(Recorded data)
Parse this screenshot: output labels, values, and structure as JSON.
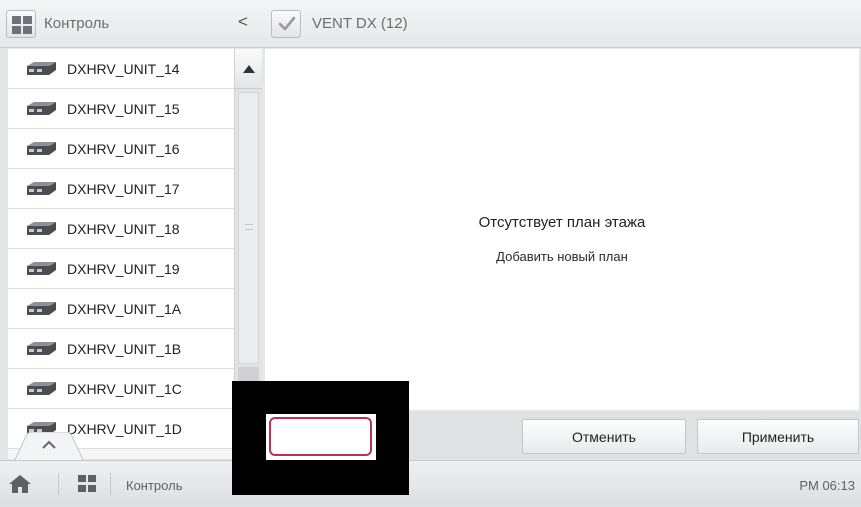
{
  "header": {
    "section_title": "Контроль",
    "collapse_glyph": "<",
    "view_title": "VENT DX (12)"
  },
  "units": [
    {
      "label": "DXHRV_UNIT_14",
      "icon": "hrv-unit-icon"
    },
    {
      "label": "DXHRV_UNIT_15",
      "icon": "hrv-unit-icon"
    },
    {
      "label": "DXHRV_UNIT_16",
      "icon": "hrv-unit-icon"
    },
    {
      "label": "DXHRV_UNIT_17",
      "icon": "hrv-unit-icon"
    },
    {
      "label": "DXHRV_UNIT_18",
      "icon": "hrv-unit-icon"
    },
    {
      "label": "DXHRV_UNIT_19",
      "icon": "hrv-unit-icon"
    },
    {
      "label": "DXHRV_UNIT_1A",
      "icon": "hrv-unit-icon"
    },
    {
      "label": "DXHRV_UNIT_1B",
      "icon": "hrv-unit-icon"
    },
    {
      "label": "DXHRV_UNIT_1C",
      "icon": "hrv-unit-icon"
    },
    {
      "label": "DXHRV_UNIT_1D",
      "icon": "hrv-unit-icon"
    }
  ],
  "main": {
    "empty_message": "Отсутствует план этажа",
    "add_plan_link": "Добавить новый план"
  },
  "actions": {
    "cancel_label": "Отменить",
    "apply_label": "Применить"
  },
  "footer": {
    "breadcrumb": "Контроль",
    "time": "PM 06:13"
  },
  "colors": {
    "highlight_border": "#b2345a",
    "accent_check": "#9a9a9a"
  }
}
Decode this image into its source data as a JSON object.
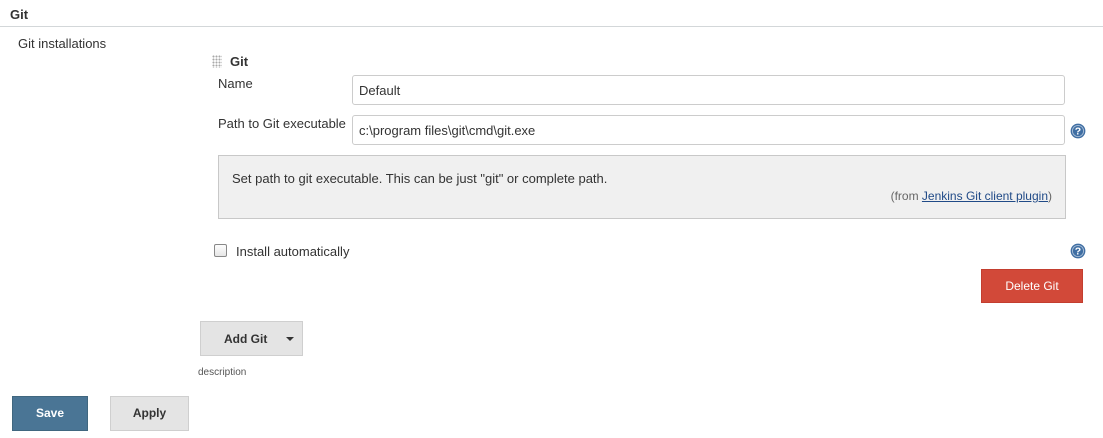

* _WHAT THE TASK REQUIRES_
Transcribe all the records above word for word, without their images.

* _WRITTEN ANSWER_
Parse this screenshot: output labels, values, and structure as JSON.
{
  "header": {
    "section_title": "Контроль",
    "collapse_glyph": "<",
    "view_title": "VENT DX (12)"
  },
  "units": [
    {
      "label": "DXHRV_UNIT_14",
      "icon": "hrv-unit-icon"
    },
    {
      "label": "DXHRV_UNIT_15",
      "icon": "hrv-unit-icon"
    },
    {
      "label": "DXHRV_UNIT_16",
      "icon": "hrv-unit-icon"
    },
    {
      "label": "DXHRV_UNIT_17",
      "icon": "hrv-unit-icon"
    },
    {
      "label": "DXHRV_UNIT_18",
      "icon": "hrv-unit-icon"
    },
    {
      "label": "DXHRV_UNIT_19",
      "icon": "hrv-unit-icon"
    },
    {
      "label": "DXHRV_UNIT_1A",
      "icon": "hrv-unit-icon"
    },
    {
      "label": "DXHRV_UNIT_1B",
      "icon": "hrv-unit-icon"
    },
    {
      "label": "DXHRV_UNIT_1C",
      "icon": "hrv-unit-icon"
    },
    {
      "label": "DXHRV_UNIT_1D",
      "icon": "hrv-unit-icon"
    }
  ],
  "main": {
    "empty_message": "Отсутствует план этажа",
    "add_plan_link": "Добавить новый план"
  },
  "actions": {
    "cancel_label": "Отменить",
    "apply_label": "Применить"
  },
  "footer": {
    "breadcrumb": "Контроль",
    "time": "PM 06:13"
  },
  "colors": {
    "highlight_border": "#b2345a",
    "accent_check": "#9a9a9a"
  }
}
Decode this image into its source data as a JSON object.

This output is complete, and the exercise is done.